Task description →
Every line with the string "JSON" should be gathered.
───── The data
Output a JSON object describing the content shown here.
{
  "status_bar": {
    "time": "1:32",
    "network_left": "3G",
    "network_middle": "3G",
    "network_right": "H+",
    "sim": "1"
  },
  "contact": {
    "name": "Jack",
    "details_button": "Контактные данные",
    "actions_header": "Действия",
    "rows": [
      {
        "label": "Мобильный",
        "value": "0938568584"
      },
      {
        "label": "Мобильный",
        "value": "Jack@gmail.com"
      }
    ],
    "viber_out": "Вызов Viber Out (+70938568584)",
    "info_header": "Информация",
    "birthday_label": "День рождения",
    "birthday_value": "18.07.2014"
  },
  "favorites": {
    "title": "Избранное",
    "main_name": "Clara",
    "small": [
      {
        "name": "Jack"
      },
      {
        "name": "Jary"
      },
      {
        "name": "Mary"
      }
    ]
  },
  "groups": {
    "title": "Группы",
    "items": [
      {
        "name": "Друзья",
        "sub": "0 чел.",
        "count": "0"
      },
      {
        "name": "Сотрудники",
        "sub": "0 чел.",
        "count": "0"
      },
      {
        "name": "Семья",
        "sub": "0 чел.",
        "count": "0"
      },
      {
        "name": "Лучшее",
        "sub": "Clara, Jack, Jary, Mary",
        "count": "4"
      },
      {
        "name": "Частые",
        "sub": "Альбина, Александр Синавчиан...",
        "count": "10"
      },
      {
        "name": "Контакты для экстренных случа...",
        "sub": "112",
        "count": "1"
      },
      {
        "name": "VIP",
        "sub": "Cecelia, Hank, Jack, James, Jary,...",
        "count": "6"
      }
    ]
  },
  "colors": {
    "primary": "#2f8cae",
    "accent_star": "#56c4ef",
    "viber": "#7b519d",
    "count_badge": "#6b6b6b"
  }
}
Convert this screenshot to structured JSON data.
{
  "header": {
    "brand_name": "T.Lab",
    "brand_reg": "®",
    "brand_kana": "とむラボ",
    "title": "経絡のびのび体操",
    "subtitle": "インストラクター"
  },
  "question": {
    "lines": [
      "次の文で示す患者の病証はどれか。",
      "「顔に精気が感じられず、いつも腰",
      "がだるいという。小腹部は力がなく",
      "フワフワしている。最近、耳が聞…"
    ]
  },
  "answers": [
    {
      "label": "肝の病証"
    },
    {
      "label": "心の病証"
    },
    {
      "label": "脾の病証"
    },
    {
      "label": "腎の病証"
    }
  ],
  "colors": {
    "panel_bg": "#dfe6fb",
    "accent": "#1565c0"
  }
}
──────────
Exercise answer →
Output a JSON object describing the content shown here.
Convert this screenshot to structured JSON data.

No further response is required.